• **Stated goal**
Go through the material below and copy each line where the word "fraction" appears.

• **Data to use**
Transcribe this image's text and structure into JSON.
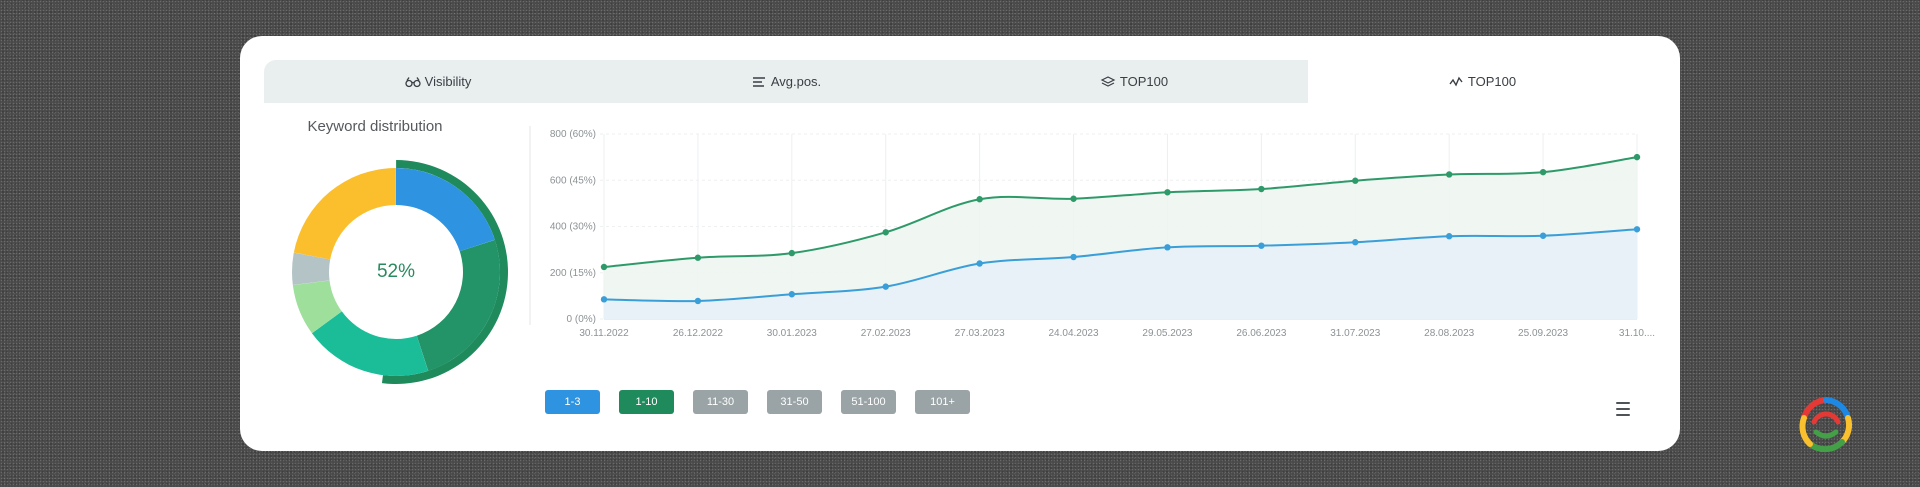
{
  "tabs": [
    {
      "label": "Visibility",
      "icon": "glasses-icon",
      "active": false
    },
    {
      "label": "Avg.pos.",
      "icon": "list-icon",
      "active": false
    },
    {
      "label": "TOP100",
      "icon": "layers-icon",
      "active": false
    },
    {
      "label": "TOP100",
      "icon": "trend-icon",
      "active": true
    }
  ],
  "donut": {
    "title": "Keyword distribution",
    "center_label": "52%",
    "outer_ring": {
      "fraction": 0.52,
      "color": "#1f8a5b"
    },
    "segments": [
      {
        "fraction": 0.2,
        "color": "#2e93e0"
      },
      {
        "fraction": 0.25,
        "color": "#229467"
      },
      {
        "fraction": 0.2,
        "color": "#1bbd98"
      },
      {
        "fraction": 0.08,
        "color": "#9fdf9c"
      },
      {
        "fraction": 0.05,
        "color": "#b4c4c6"
      },
      {
        "fraction": 0.22,
        "color": "#fbbf2e"
      }
    ]
  },
  "chart_data": {
    "type": "area",
    "x": [
      "30.11.2022",
      "26.12.2022",
      "30.01.2023",
      "27.02.2023",
      "27.03.2023",
      "24.04.2023",
      "29.05.2023",
      "26.06.2023",
      "31.07.2023",
      "28.08.2023",
      "25.09.2023",
      "31.10...."
    ],
    "y_ticks": [
      "0 (0%)",
      "200 (15%)",
      "400 (30%)",
      "600 (45%)",
      "800 (60%)"
    ],
    "ylim": [
      0,
      800
    ],
    "series": [
      {
        "name": "1-10",
        "color": "#2e9a6a",
        "fill": "#eef5f1",
        "values": [
          225,
          265,
          285,
          375,
          518,
          520,
          548,
          562,
          598,
          625,
          635,
          700
        ]
      },
      {
        "name": "1-3",
        "color": "#3a9ed8",
        "fill": "#e6f1f7",
        "values": [
          85,
          78,
          107,
          140,
          240,
          268,
          310,
          317,
          332,
          358,
          360,
          388
        ]
      }
    ],
    "grid": true
  },
  "legend": [
    {
      "label": "1-3",
      "color": "#2e93e0"
    },
    {
      "label": "1-10",
      "color": "#1f8a5b"
    },
    {
      "label": "11-30",
      "color": "#9aa3a6"
    },
    {
      "label": "31-50",
      "color": "#9aa3a6"
    },
    {
      "label": "51-100",
      "color": "#9aa3a6"
    },
    {
      "label": "101+",
      "color": "#9aa3a6"
    }
  ],
  "menu_icon": "hamburger-menu-icon"
}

• **Finished answer**
      "fraction": 0.52,
        "fraction": 0.2,
        "fraction": 0.25,
        "fraction": 0.2,
        "fraction": 0.08,
        "fraction": 0.05,
        "fraction": 0.22,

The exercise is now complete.